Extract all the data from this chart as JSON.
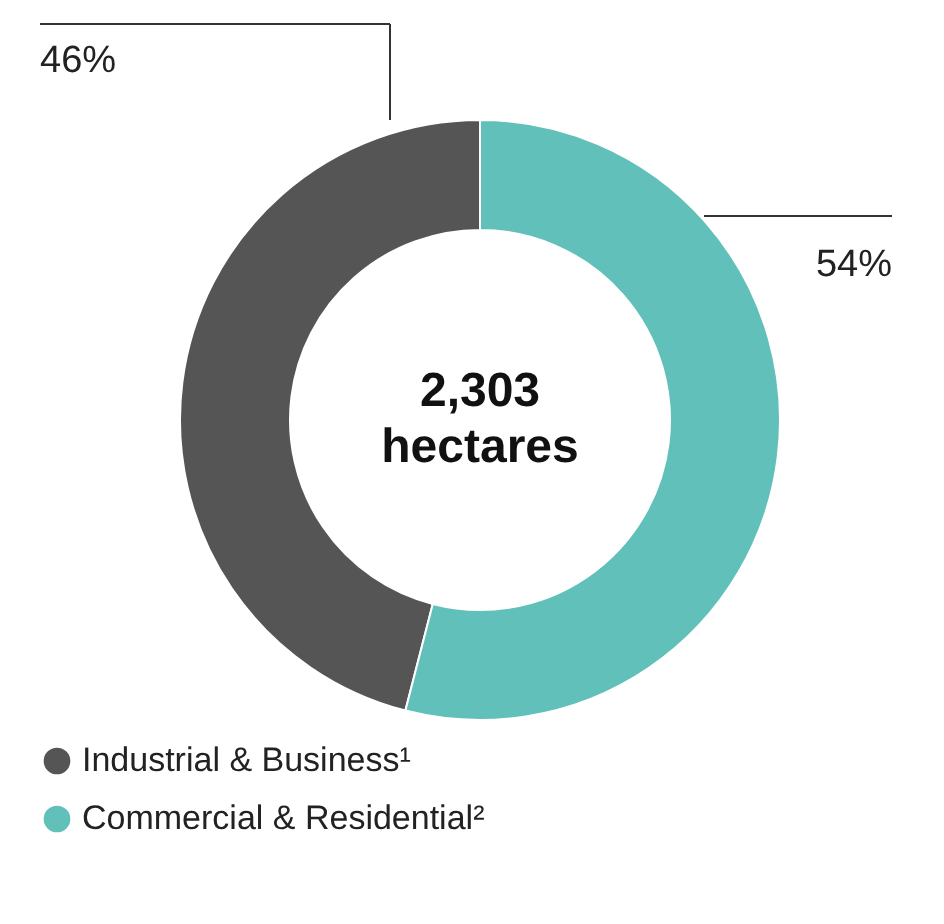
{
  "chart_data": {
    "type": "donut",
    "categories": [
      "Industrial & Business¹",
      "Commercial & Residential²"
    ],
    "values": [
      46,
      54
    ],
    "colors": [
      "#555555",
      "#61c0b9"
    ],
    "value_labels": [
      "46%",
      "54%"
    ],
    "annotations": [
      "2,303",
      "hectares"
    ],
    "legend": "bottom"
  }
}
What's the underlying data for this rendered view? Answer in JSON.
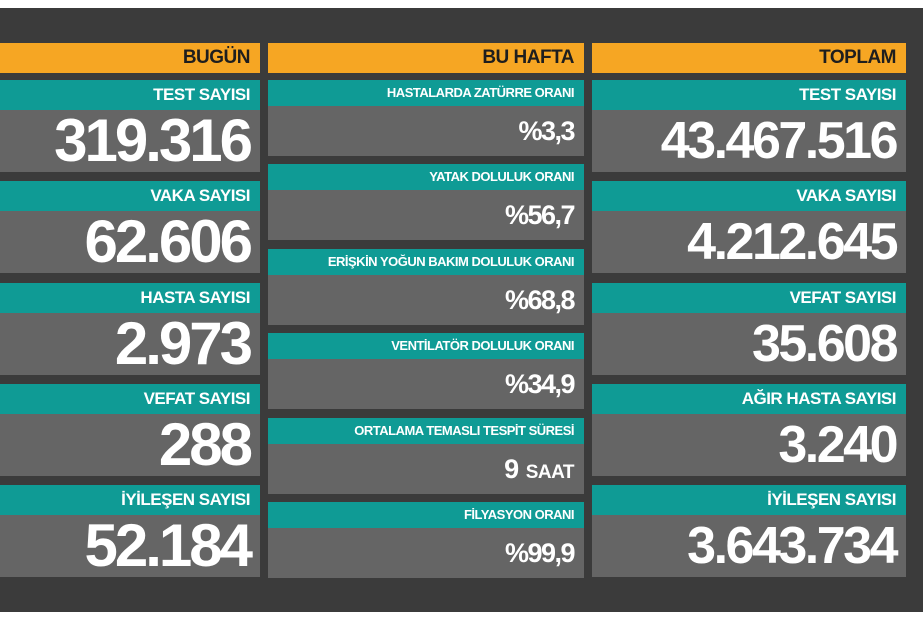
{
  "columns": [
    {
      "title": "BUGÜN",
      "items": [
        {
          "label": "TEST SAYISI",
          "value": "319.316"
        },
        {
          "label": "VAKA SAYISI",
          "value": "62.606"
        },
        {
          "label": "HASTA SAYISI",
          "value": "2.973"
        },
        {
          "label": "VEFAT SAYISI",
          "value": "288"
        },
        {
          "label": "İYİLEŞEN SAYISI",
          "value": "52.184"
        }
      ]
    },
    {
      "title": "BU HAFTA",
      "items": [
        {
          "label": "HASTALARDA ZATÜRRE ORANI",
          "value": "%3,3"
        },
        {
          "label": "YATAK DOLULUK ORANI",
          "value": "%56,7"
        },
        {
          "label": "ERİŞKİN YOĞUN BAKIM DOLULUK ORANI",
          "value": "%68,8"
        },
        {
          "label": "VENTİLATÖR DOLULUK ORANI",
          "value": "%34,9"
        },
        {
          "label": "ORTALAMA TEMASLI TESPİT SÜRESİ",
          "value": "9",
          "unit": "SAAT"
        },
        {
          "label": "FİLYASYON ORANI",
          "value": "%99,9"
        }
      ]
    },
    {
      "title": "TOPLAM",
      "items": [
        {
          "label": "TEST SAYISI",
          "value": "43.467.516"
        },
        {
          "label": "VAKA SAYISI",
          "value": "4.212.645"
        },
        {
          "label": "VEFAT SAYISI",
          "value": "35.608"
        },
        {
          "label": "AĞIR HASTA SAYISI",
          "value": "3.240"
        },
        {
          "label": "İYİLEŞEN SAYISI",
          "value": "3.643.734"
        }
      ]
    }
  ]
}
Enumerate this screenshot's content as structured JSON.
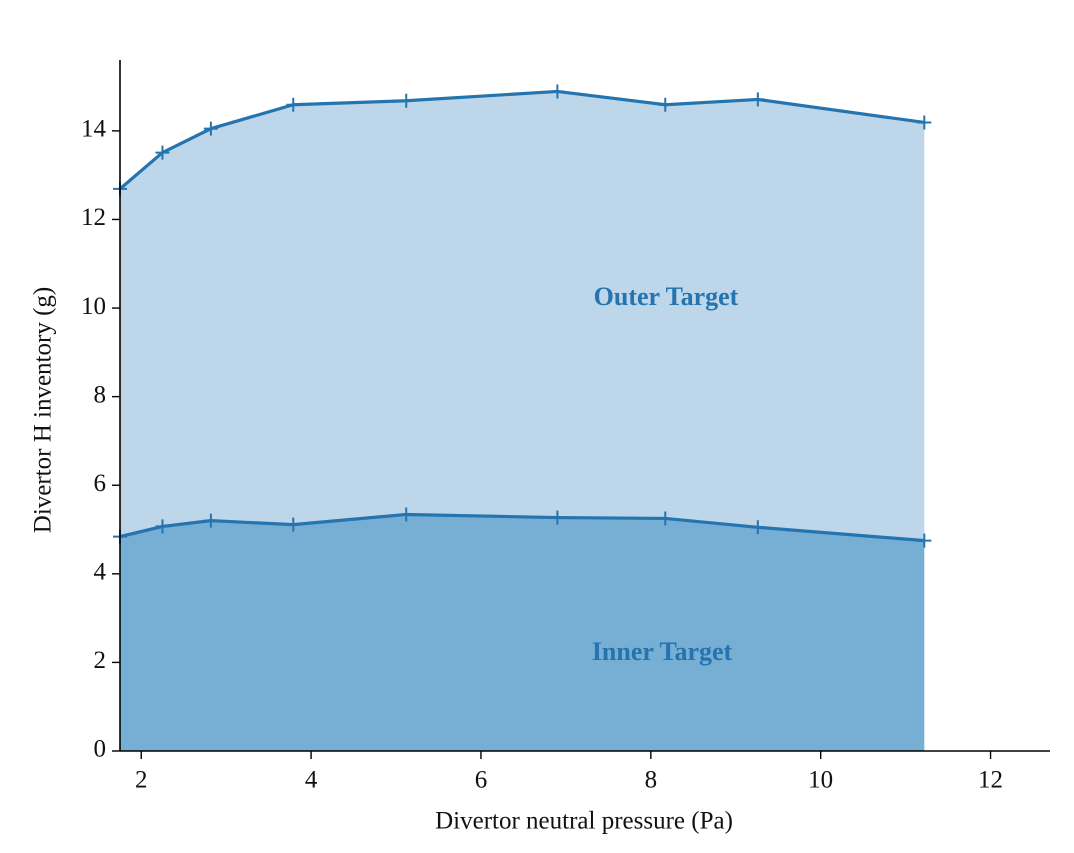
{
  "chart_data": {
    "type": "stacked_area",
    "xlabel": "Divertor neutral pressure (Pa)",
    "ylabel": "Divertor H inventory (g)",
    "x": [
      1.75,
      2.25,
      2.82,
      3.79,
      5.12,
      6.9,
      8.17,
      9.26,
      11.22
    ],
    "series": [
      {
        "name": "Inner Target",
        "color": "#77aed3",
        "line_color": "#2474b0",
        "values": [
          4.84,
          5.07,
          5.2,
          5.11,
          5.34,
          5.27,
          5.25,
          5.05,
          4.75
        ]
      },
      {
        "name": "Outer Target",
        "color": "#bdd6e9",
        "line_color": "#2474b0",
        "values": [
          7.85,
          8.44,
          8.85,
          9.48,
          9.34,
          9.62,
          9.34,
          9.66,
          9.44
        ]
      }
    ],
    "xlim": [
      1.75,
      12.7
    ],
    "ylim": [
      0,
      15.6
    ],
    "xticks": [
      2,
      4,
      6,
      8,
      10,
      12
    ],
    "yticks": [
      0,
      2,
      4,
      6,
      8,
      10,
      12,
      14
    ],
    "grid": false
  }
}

○ ○ ○

**Instruction**
Leave the pictures out and output the rest of the listing exactly.

**Response for this exercise**
Extract all the data from this chart as JSON.
{
  "chart_data": {
    "type": "donut",
    "categories": [
      "Industrial & Business¹",
      "Commercial & Residential²"
    ],
    "values": [
      46,
      54
    ],
    "colors": [
      "#555555",
      "#61c0b9"
    ],
    "value_labels": [
      "46%",
      "54%"
    ],
    "annotations": [
      "2,303",
      "hectares"
    ],
    "legend": "bottom"
  }
}
What's the underlying data for this rendered view? Answer in JSON.
{
  "columns": [
    {
      "title": "BUGÜN",
      "items": [
        {
          "label": "TEST SAYISI",
          "value": "319.316"
        },
        {
          "label": "VAKA SAYISI",
          "value": "62.606"
        },
        {
          "label": "HASTA SAYISI",
          "value": "2.973"
        },
        {
          "label": "VEFAT SAYISI",
          "value": "288"
        },
        {
          "label": "İYİLEŞEN SAYISI",
          "value": "52.184"
        }
      ]
    },
    {
      "title": "BU HAFTA",
      "items": [
        {
          "label": "HASTALARDA ZATÜRRE ORANI",
          "value": "%3,3"
        },
        {
          "label": "YATAK DOLULUK ORANI",
          "value": "%56,7"
        },
        {
          "label": "ERİŞKİN YOĞUN BAKIM DOLULUK ORANI",
          "value": "%68,8"
        },
        {
          "label": "VENTİLATÖR DOLULUK ORANI",
          "value": "%34,9"
        },
        {
          "label": "ORTALAMA TEMASLI TESPİT SÜRESİ",
          "value": "9",
          "unit": "SAAT"
        },
        {
          "label": "FİLYASYON ORANI",
          "value": "%99,9"
        }
      ]
    },
    {
      "title": "TOPLAM",
      "items": [
        {
          "label": "TEST SAYISI",
          "value": "43.467.516"
        },
        {
          "label": "VAKA SAYISI",
          "value": "4.212.645"
        },
        {
          "label": "VEFAT SAYISI",
          "value": "35.608"
        },
        {
          "label": "AĞIR HASTA SAYISI",
          "value": "3.240"
        },
        {
          "label": "İYİLEŞEN SAYISI",
          "value": "3.643.734"
        }
      ]
    }
  ]
}
Enumerate this screenshot's content as structured JSON.
{
  "chart_data": {
    "type": "stacked_area",
    "xlabel": "Divertor neutral pressure (Pa)",
    "ylabel": "Divertor H inventory (g)",
    "x": [
      1.75,
      2.25,
      2.82,
      3.79,
      5.12,
      6.9,
      8.17,
      9.26,
      11.22
    ],
    "series": [
      {
        "name": "Inner Target",
        "color": "#77aed3",
        "line_color": "#2474b0",
        "values": [
          4.84,
          5.07,
          5.2,
          5.11,
          5.34,
          5.27,
          5.25,
          5.05,
          4.75
        ]
      },
      {
        "name": "Outer Target",
        "color": "#bdd6e9",
        "line_color": "#2474b0",
        "values": [
          7.85,
          8.44,
          8.85,
          9.48,
          9.34,
          9.62,
          9.34,
          9.66,
          9.44
        ]
      }
    ],
    "xlim": [
      1.75,
      12.7
    ],
    "ylim": [
      0,
      15.6
    ],
    "xticks": [
      2,
      4,
      6,
      8,
      10,
      12
    ],
    "yticks": [
      0,
      2,
      4,
      6,
      8,
      10,
      12,
      14
    ],
    "grid": false
  }
}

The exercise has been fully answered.